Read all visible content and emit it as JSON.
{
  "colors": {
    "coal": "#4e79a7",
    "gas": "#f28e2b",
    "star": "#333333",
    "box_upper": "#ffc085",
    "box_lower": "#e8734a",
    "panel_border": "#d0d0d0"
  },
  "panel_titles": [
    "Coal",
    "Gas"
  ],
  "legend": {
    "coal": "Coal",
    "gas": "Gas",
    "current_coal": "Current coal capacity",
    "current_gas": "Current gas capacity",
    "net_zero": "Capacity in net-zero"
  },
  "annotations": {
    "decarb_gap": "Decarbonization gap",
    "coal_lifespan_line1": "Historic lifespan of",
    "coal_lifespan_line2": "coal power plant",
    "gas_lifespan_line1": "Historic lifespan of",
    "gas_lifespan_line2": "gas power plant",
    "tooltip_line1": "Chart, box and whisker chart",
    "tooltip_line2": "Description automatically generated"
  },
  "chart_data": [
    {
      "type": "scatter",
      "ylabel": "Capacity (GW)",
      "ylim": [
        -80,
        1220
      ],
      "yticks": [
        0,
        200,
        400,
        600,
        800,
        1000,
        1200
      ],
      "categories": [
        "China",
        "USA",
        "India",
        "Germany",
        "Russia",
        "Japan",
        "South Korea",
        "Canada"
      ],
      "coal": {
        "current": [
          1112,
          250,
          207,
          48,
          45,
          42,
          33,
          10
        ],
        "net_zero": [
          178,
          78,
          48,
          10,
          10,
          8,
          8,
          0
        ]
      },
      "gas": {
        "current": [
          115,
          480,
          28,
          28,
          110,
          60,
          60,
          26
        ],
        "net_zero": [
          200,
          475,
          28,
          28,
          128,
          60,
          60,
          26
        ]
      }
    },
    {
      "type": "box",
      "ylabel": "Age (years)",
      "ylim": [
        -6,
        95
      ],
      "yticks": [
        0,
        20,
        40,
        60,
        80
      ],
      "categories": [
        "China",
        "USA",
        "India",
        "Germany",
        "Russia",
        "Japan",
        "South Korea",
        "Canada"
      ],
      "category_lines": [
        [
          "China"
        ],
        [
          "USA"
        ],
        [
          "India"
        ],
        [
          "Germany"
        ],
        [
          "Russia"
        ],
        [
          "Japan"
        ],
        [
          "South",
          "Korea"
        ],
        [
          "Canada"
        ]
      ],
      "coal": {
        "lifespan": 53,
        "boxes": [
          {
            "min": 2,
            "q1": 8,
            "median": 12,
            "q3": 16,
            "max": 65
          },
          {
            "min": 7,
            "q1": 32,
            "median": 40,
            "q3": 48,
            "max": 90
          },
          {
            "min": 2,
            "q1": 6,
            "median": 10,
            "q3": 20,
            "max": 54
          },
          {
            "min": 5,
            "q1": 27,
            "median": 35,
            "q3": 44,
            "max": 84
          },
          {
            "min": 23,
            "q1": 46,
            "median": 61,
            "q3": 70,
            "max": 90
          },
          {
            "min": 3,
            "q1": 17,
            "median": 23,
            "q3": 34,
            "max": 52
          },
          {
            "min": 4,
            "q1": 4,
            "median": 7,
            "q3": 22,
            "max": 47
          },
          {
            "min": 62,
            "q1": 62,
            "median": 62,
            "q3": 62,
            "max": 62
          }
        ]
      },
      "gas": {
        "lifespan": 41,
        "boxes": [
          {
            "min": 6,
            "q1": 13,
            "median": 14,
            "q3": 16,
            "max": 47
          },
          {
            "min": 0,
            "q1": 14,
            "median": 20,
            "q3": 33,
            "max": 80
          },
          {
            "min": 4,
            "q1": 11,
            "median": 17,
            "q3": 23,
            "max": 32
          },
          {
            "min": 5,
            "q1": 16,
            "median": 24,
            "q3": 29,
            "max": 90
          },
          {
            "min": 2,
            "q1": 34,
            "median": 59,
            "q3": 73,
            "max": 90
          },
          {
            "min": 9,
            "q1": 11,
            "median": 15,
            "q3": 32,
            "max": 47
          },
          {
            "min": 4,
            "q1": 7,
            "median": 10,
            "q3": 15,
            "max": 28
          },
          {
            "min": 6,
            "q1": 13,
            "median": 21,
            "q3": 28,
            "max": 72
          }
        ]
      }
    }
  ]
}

· · ·

**TASK TO COMPLETE:**
All of the data needs to be printed once more, exactly.

**ANSWER TO THE PROBLEM:**
Read all visible content and emit it as JSON.
{
  "colors": {
    "coal": "#4e79a7",
    "gas": "#f28e2b",
    "star": "#333333",
    "box_upper": "#ffc085",
    "box_lower": "#e8734a",
    "panel_border": "#d0d0d0"
  },
  "panel_titles": [
    "Coal",
    "Gas"
  ],
  "legend": {
    "coal": "Coal",
    "gas": "Gas",
    "current_coal": "Current coal capacity",
    "current_gas": "Current gas capacity",
    "net_zero": "Capacity in net-zero"
  },
  "annotations": {
    "decarb_gap": "Decarbonization gap",
    "coal_lifespan_line1": "Historic lifespan of",
    "coal_lifespan_line2": "coal power plant",
    "gas_lifespan_line1": "Historic lifespan of",
    "gas_lifespan_line2": "gas power plant",
    "tooltip_line1": "Chart, box and whisker chart",
    "tooltip_line2": "Description automatically generated"
  },
  "chart_data": [
    {
      "type": "scatter",
      "ylabel": "Capacity (GW)",
      "ylim": [
        -80,
        1220
      ],
      "yticks": [
        0,
        200,
        400,
        600,
        800,
        1000,
        1200
      ],
      "categories": [
        "China",
        "USA",
        "India",
        "Germany",
        "Russia",
        "Japan",
        "South Korea",
        "Canada"
      ],
      "coal": {
        "current": [
          1112,
          250,
          207,
          48,
          45,
          42,
          33,
          10
        ],
        "net_zero": [
          178,
          78,
          48,
          10,
          10,
          8,
          8,
          0
        ]
      },
      "gas": {
        "current": [
          115,
          480,
          28,
          28,
          110,
          60,
          60,
          26
        ],
        "net_zero": [
          200,
          475,
          28,
          28,
          128,
          60,
          60,
          26
        ]
      }
    },
    {
      "type": "box",
      "ylabel": "Age (years)",
      "ylim": [
        -6,
        95
      ],
      "yticks": [
        0,
        20,
        40,
        60,
        80
      ],
      "categories": [
        "China",
        "USA",
        "India",
        "Germany",
        "Russia",
        "Japan",
        "South Korea",
        "Canada"
      ],
      "category_lines": [
        [
          "China"
        ],
        [
          "USA"
        ],
        [
          "India"
        ],
        [
          "Germany"
        ],
        [
          "Russia"
        ],
        [
          "Japan"
        ],
        [
          "South",
          "Korea"
        ],
        [
          "Canada"
        ]
      ],
      "coal": {
        "lifespan": 53,
        "boxes": [
          {
            "min": 2,
            "q1": 8,
            "median": 12,
            "q3": 16,
            "max": 65
          },
          {
            "min": 7,
            "q1": 32,
            "median": 40,
            "q3": 48,
            "max": 90
          },
          {
            "min": 2,
            "q1": 6,
            "median": 10,
            "q3": 20,
            "max": 54
          },
          {
            "min": 5,
            "q1": 27,
            "median": 35,
            "q3": 44,
            "max": 84
          },
          {
            "min": 23,
            "q1": 46,
            "median": 61,
            "q3": 70,
            "max": 90
          },
          {
            "min": 3,
            "q1": 17,
            "median": 23,
            "q3": 34,
            "max": 52
          },
          {
            "min": 4,
            "q1": 4,
            "median": 7,
            "q3": 22,
            "max": 47
          },
          {
            "min": 62,
            "q1": 62,
            "median": 62,
            "q3": 62,
            "max": 62
          }
        ]
      },
      "gas": {
        "lifespan": 41,
        "boxes": [
          {
            "min": 6,
            "q1": 13,
            "median": 14,
            "q3": 16,
            "max": 47
          },
          {
            "min": 0,
            "q1": 14,
            "median": 20,
            "q3": 33,
            "max": 80
          },
          {
            "min": 4,
            "q1": 11,
            "median": 17,
            "q3": 23,
            "max": 32
          },
          {
            "min": 5,
            "q1": 16,
            "median": 24,
            "q3": 29,
            "max": 90
          },
          {
            "min": 2,
            "q1": 34,
            "median": 59,
            "q3": 73,
            "max": 90
          },
          {
            "min": 9,
            "q1": 11,
            "median": 15,
            "q3": 32,
            "max": 47
          },
          {
            "min": 4,
            "q1": 7,
            "median": 10,
            "q3": 15,
            "max": 28
          },
          {
            "min": 6,
            "q1": 13,
            "median": 21,
            "q3": 28,
            "max": 72
          }
        ]
      }
    }
  ]
}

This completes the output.